§ **TASK TO COMPLETE**
Select the lines below containing the word "title".

===== INFORMATION PROVIDED =====

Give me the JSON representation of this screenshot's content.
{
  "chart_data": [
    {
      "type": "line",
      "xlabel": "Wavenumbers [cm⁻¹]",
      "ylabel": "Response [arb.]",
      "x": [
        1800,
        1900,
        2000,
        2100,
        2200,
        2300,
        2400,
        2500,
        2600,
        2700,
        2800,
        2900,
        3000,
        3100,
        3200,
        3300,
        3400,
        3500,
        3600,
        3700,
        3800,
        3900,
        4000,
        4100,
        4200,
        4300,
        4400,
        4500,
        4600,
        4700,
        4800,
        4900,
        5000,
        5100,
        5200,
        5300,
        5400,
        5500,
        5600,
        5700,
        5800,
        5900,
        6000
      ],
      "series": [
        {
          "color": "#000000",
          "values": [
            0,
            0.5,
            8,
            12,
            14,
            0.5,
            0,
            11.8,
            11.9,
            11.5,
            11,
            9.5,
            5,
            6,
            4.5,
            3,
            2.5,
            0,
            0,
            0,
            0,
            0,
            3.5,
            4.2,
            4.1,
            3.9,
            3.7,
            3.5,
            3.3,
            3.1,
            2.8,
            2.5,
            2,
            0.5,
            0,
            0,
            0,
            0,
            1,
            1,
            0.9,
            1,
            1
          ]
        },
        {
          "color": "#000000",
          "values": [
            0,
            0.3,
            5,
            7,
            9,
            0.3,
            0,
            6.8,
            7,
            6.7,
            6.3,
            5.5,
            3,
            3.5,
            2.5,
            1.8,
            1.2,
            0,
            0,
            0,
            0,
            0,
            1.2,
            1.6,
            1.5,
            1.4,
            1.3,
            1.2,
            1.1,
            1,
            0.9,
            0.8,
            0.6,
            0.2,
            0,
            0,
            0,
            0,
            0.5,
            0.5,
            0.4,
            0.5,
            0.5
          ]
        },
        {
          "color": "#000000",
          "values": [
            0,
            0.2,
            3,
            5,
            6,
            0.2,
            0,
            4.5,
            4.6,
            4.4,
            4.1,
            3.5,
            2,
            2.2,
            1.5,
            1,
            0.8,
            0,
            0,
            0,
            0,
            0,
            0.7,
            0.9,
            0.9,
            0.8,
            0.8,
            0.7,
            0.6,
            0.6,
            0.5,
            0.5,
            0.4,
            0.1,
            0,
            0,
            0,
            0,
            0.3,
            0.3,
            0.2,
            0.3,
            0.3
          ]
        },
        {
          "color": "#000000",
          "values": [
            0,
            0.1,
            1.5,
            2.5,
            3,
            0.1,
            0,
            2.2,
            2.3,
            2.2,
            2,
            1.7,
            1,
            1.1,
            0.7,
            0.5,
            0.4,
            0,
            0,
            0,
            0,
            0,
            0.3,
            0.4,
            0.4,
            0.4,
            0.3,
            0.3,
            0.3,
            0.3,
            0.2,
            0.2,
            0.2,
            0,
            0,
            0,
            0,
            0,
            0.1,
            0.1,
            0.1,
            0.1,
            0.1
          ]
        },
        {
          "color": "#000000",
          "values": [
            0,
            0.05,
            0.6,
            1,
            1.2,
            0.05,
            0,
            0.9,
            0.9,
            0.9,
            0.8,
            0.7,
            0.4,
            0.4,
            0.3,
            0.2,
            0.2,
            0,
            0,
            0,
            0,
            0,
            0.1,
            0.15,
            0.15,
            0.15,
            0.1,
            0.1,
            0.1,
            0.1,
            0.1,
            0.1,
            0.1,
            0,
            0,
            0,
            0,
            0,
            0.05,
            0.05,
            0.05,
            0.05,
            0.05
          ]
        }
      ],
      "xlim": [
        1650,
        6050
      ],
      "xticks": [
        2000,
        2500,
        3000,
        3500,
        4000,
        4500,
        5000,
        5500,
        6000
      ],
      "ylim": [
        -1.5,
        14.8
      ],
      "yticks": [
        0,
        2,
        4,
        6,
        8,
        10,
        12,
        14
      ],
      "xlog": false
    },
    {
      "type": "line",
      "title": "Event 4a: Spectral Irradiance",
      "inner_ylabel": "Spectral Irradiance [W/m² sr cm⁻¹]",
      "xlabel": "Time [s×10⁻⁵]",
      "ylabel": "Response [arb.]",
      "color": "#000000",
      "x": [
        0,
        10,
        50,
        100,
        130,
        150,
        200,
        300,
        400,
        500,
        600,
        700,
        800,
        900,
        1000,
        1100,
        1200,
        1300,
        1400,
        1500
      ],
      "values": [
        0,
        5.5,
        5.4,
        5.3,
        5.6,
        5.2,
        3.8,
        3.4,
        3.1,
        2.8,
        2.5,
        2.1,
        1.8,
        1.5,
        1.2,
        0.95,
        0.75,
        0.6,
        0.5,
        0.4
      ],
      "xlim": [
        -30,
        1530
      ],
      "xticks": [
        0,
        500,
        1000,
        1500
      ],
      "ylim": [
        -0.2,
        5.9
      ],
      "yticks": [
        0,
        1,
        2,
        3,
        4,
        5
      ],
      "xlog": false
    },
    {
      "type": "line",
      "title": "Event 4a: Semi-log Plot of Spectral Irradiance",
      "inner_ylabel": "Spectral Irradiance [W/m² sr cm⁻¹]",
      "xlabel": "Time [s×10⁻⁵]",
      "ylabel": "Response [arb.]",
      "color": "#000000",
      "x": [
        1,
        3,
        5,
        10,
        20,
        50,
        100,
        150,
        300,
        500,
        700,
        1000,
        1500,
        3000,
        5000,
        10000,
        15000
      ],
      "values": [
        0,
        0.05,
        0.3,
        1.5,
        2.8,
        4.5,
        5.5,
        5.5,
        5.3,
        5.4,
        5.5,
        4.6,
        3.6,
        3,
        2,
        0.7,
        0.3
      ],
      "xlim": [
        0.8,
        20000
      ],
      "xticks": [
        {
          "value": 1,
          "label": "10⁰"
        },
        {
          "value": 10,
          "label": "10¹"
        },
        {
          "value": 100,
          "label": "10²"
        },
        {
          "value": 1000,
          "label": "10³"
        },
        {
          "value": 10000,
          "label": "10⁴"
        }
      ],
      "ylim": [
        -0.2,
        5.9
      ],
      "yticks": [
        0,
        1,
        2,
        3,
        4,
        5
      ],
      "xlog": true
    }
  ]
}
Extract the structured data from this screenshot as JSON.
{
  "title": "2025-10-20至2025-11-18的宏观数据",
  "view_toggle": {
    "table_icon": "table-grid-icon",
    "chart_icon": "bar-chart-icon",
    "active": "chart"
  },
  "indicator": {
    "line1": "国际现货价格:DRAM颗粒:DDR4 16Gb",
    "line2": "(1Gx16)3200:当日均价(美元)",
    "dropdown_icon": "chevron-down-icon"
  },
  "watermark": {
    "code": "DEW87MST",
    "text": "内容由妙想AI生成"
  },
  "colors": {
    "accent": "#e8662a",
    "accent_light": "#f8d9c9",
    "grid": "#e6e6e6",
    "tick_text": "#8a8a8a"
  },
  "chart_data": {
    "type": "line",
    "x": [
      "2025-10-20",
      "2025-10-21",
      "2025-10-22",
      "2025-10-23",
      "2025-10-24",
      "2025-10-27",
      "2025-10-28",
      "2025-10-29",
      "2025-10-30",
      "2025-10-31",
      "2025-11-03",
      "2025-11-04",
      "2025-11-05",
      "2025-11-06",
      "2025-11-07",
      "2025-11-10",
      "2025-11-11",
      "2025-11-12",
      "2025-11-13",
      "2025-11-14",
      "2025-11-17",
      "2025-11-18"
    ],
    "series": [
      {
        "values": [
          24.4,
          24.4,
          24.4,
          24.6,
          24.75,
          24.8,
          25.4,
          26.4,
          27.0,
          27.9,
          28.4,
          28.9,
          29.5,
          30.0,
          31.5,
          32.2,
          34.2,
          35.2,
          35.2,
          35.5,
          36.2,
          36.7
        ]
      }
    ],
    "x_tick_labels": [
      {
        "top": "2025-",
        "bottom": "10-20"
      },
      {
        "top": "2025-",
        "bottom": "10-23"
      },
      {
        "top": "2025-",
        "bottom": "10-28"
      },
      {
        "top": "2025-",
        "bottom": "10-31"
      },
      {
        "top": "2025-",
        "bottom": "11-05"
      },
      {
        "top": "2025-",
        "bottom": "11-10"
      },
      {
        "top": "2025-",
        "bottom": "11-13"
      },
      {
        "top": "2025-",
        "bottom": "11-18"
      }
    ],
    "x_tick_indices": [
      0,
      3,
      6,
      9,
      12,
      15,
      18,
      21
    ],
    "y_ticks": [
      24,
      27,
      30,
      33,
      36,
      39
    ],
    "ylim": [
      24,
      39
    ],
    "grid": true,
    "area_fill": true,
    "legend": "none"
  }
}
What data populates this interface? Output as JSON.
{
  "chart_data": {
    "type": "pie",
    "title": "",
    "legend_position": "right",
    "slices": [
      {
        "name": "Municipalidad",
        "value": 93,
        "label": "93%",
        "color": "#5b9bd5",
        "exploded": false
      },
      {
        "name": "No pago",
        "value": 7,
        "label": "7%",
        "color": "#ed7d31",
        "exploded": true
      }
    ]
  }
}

=====

§ **WRITTEN RESPONSE**
      "title": "Event 4a: Spectral Irradiance",
      "title": "Event 4a: Semi-log Plot of Spectral Irradiance",
  "title": "2025-10-20至2025-11-18的宏观数据",
    "title": "",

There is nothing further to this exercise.